▶ _Problem_: Pull out every line below that holds the word "tiesa".

↓

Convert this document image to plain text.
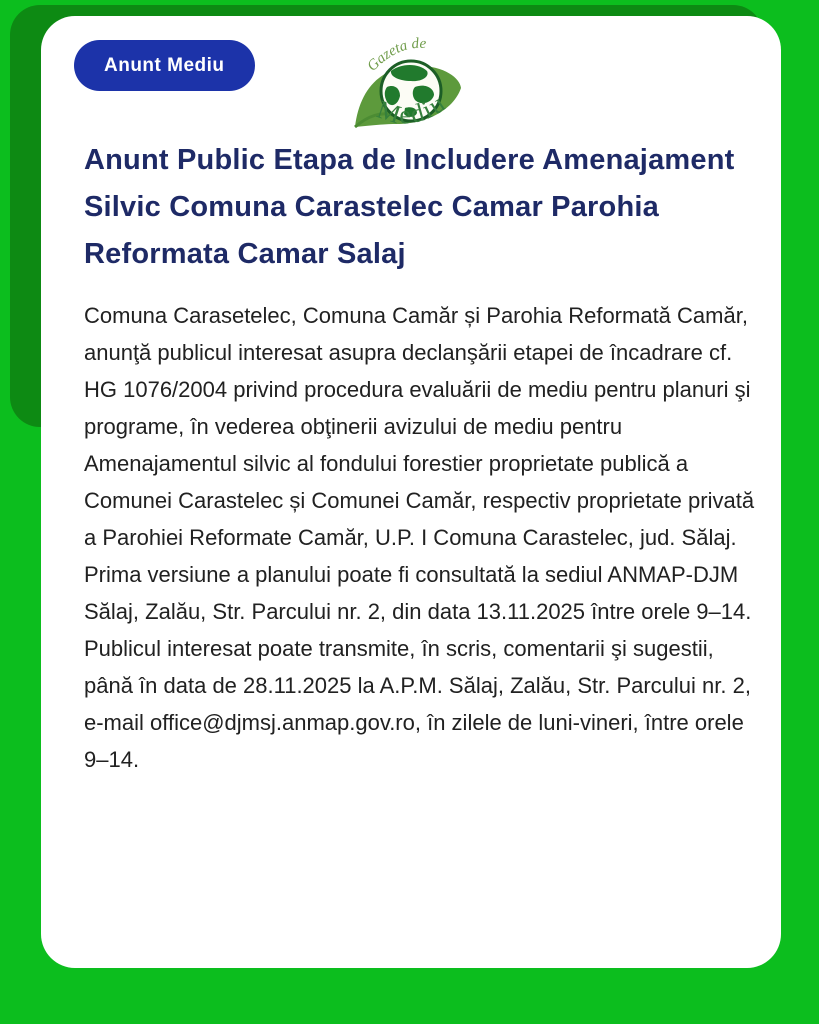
Anunt Mediu	Gazeta de
Mediu
Anunt Public Etapa de Includere Amenajament Silvic Comuna Carastelec Camar Parohia Reformata Camar Salaj

Comuna Carasetelec, Comuna Camăr și Parohia Reformată Camăr, anunţă publicul interesat asupra declanşării etapei de încadrare cf. HG 1076/2004 privind procedura evaluării de mediu pentru planuri şi programe, în vederea obţinerii avizului de mediu pentru Amenajamentul silvic al fondului forestier proprietate publică a Comunei Carastelec și Comunei Camăr, respectiv proprietate privată a Parohiei Reformate Camăr, U.P. I Comuna Carastelec, jud. Sălaj. Prima versiune a planului poate fi consultată la sediul ANMAP-DJM Sălaj, Zalău, Str. Parcului nr. 2, din data 13.11.2025 între orele 9–14. Publicul interesat poate transmite, în scris, comentarii şi sugestii, până în data de 28.11.2025 la A.P.M. Sălaj, Zalău, Str. Parcului nr. 2, e-mail office@djmsj.anmap.gov.ro, în zilele de luni-vineri, între orele 9–14.
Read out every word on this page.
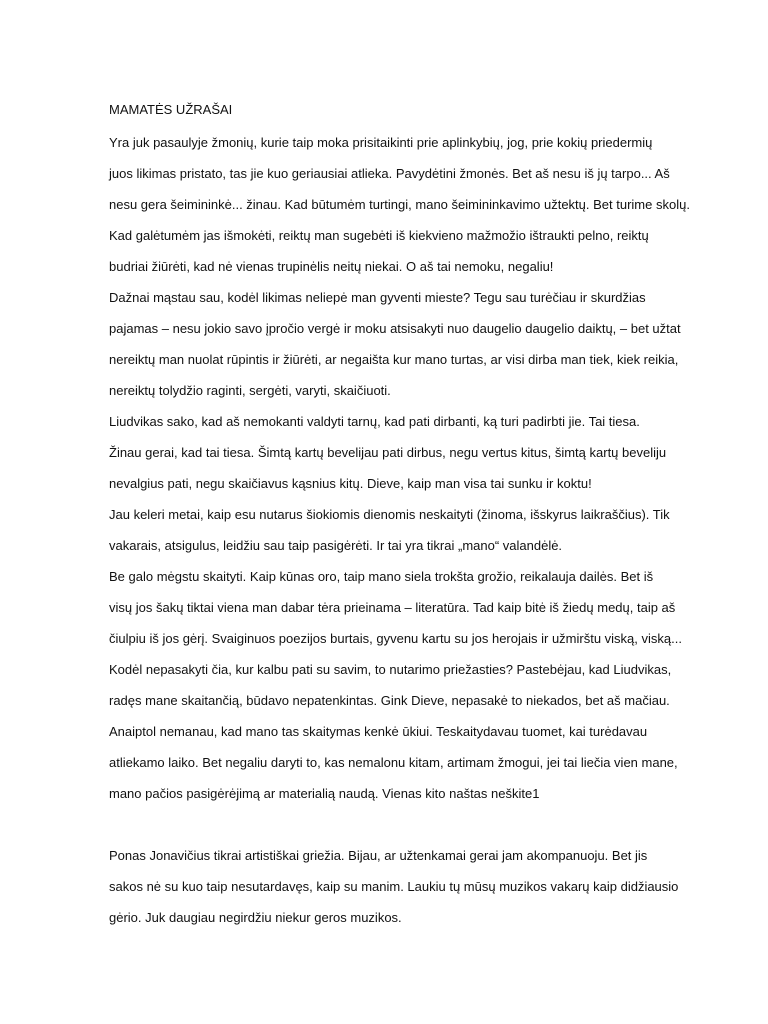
MAMATĖS UŽRAŠAI
Yra juk pasaulyje žmonių, kurie taip moka prisitaikinti prie aplinkybių, jog, prie kokių priedermių
juos likimas pristato, tas jie kuo geriausiai atlieka. Pavydėtini žmonės. Bet aš nesu iš jų tarpo... Aš
nesu gera šeimininkė... žinau. Kad būtumėm turtingi, mano šeimininkavimo užtektų. Bet turime skolų.
Kad galėtumėm jas išmokėti, reiktų man sugebėti iš kiekvieno mažmožio ištraukti pelno, reiktų
budriai žiūrėti, kad nė vienas trupinėlis neitų niekai. O aš tai nemoku, negaliu!
Dažnai mąstau sau, kodėl likimas neliepė man gyventi mieste? Tegu sau turėčiau ir skurdžias
pajamas – nesu jokio savo įpročio vergė ir moku atsisakyti nuo daugelio daugelio daiktų, – bet užtat
nereiktų man nuolat rūpintis ir žiūrėti, ar negaišta kur mano turtas, ar visi dirba man tiek, kiek reikia,
nereiktų tolydžio raginti, sergėti, varyti, skaičiuoti.
Liudvikas sako, kad aš nemokanti valdyti tarnų, kad pati dirbanti, ką turi padirbti jie. Tai tiesa.
Žinau gerai, kad tai tiesa. Šimtą kartų bevelijau pati dirbus, negu vertus kitus, šimtą kartų beveliju
nevalgius pati, negu skaičiavus kąsnius kitų. Dieve, kaip man visa tai sunku ir koktu!
Jau keleri metai, kaip esu nutarus šiokiomis dienomis neskaityti (žinoma, išskyrus laikraščius). Tik
vakarais, atsigulus, leidžiu sau taip pasigėrėti. Ir tai yra tikrai „mano“ valandėlė.
Be galo mėgstu skaityti. Kaip kūnas oro, taip mano siela trokšta grožio, reikalauja dailės. Bet iš
visų jos šakų tiktai viena man dabar tėra prieinama – literatūra. Tad kaip bitė iš žiedų medų, taip aš
čiulpiu iš jos gėrį. Svaiginuos poezijos burtais, gyvenu kartu su jos herojais ir užmirštu viską, viską...
Kodėl nepasakyti čia, kur kalbu pati su savim, to nutarimo priežasties? Pastebėjau, kad Liudvikas,
radęs mane skaitančią, būdavo nepatenkintas. Gink Dieve, nepasakė to niekados, bet aš mačiau.
Anaiptol nemanau, kad mano tas skaitymas kenkė ūkiui. Teskaitydavau tuomet, kai turėdavau
atliekamo laiko. Bet negaliu daryti to, kas nemalonu kitam, artimam žmogui, jei tai liečia vien mane,
mano pačios pasigėrėjimą ar materialią naudą. Vienas kito naštas neškite1
Ponas Jonavičius tikrai artistiškai griežia. Bijau, ar užtenkamai gerai jam akompanuoju. Bet jis
sakos nė su kuo taip nesutardavęs, kaip su manim. Laukiu tų mūsų muzikos vakarų kaip didžiausio
gėrio. Juk daugiau negirdžiu niekur geros muzikos.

↑

▶ _Answer to this problem_:
Liudvikas sako, kad aš nemokanti valdyti tarnų, kad pati dirbanti, ką turi padirbti jie. Tai tiesa.
Žinau gerai, kad tai tiesa. Šimtą kartų bevelijau pati dirbus, negu vertus kitus, šimtą kartų beveliju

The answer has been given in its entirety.